• [PROVIDED PASSAGE]:

>>

How Much Do Corporate CEOs Really Make?

by Tim on October 30, 2008

There is a lot of chatter now about the outrageous salaries many public CEO’s make - especially those CEO’s that have recently seen their companies implode - so I thought I would do a little investigation into the facts.  According to a recent survey by Forbes, here is a snapshot of the compensation last year for some of our highest paid CEOs:

CEO                         Company                     Compensation

Larry Ellison                Oracle                               $193 million

Frederic Poses             Trane                                $127 million

Aubrey McClendon      Chesapeake Energy           $117 million

Angelo Mozilo             Countrywide Finance         $103 million

Howard Schultz           Starbucks                            $99 million

Nabeel Gareeb             MEMC Electronic                  $80 million

Daniel Amos               Aflac                                     $75 million

In fact, the highest paid 25 CEOs in the country all made in excess of $46 million each.  These are phenomonal numbers.  I am the CEO of a private company  - considerably smaller than any of these individuals run (though last year I am pleased to announce we were more profitable last year than several of the companies on the list of the 25 highest paid CEOs).  I founded the company, but now have investors, and those investors deserve a decent return on their money.  Accordingly I work on a reasonable base salary, and a bonus based on profitability and growth.  No profitability - no bonus.  Seems like a reasonable deal to me.

<<

• [WHAT TO WORK ON]: Continue the post on CEO compensation above, picking up after its final sentence.

• [ENTRIES]:

>>

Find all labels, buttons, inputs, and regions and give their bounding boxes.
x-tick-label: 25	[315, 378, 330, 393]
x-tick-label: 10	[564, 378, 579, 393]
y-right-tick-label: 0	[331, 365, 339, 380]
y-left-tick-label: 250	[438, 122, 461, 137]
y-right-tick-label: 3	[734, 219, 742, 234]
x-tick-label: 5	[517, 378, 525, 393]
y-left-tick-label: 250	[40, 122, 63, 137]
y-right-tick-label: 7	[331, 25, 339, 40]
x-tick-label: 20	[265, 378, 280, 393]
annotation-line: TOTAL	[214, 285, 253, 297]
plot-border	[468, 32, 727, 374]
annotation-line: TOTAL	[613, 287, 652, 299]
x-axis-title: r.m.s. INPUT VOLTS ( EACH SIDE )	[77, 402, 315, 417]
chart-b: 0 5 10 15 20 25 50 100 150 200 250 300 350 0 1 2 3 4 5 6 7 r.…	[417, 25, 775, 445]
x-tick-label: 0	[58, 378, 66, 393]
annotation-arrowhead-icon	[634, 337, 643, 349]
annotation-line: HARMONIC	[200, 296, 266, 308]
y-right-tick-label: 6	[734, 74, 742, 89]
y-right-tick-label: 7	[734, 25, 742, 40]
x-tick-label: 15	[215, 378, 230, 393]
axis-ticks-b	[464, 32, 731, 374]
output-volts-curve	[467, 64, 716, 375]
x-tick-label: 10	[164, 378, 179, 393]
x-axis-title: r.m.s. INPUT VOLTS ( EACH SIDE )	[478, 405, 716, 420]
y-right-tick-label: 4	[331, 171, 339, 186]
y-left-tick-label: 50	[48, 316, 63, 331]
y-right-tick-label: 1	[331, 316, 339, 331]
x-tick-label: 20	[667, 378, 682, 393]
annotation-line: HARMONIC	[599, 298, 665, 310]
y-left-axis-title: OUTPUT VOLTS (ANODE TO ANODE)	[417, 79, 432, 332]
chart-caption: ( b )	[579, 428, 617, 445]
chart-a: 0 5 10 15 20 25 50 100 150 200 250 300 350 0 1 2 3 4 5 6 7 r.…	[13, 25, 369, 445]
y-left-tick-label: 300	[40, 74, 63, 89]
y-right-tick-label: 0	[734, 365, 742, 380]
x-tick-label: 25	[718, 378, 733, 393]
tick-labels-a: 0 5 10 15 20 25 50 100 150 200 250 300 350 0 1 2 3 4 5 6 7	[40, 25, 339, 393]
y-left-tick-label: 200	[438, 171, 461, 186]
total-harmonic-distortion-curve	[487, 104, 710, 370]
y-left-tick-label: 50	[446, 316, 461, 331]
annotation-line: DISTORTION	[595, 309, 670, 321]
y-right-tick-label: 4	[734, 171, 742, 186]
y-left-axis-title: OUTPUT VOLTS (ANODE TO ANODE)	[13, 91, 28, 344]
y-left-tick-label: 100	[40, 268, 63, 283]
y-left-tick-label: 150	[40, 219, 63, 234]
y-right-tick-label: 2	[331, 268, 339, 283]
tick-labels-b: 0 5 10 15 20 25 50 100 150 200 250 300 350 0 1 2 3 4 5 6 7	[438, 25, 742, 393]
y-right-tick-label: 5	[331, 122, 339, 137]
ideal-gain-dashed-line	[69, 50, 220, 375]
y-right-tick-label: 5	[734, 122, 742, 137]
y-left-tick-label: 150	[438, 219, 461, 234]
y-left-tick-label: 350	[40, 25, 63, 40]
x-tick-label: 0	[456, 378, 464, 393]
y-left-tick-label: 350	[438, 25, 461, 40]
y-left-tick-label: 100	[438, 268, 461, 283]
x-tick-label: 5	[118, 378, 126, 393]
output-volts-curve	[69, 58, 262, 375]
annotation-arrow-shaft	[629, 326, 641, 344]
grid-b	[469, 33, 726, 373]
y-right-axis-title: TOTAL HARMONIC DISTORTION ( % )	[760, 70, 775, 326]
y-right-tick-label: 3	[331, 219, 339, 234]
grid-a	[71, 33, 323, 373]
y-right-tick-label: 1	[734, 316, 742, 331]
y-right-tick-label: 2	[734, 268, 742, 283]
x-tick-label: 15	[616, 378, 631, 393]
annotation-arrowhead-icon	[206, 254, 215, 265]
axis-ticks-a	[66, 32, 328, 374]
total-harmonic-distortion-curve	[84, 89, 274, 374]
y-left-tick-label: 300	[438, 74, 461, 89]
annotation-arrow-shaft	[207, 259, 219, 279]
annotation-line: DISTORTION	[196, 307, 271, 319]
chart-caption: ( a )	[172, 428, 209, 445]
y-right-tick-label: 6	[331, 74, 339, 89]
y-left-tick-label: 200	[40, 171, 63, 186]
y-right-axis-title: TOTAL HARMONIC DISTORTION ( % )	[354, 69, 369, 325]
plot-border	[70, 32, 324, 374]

<<

• [RESPONSE]:
While there are certainly great companies and great CEOs on the highest paid list (and many founders that created those great companies) - many actually were at the helm of shrinking companies with little or no profit - yet they made massive amounts of money - hence the great public concern of overpaid CEOs.  Average pay exceeding forty six million dollars a year is an incredible statistic, and shareholders have every reason to be irate. I am a believer in the power and importance of the entrepreneur, and compensation based on performance. CEOs that take home tens of millions per year while driving stockholder value into the ground should be thrown out.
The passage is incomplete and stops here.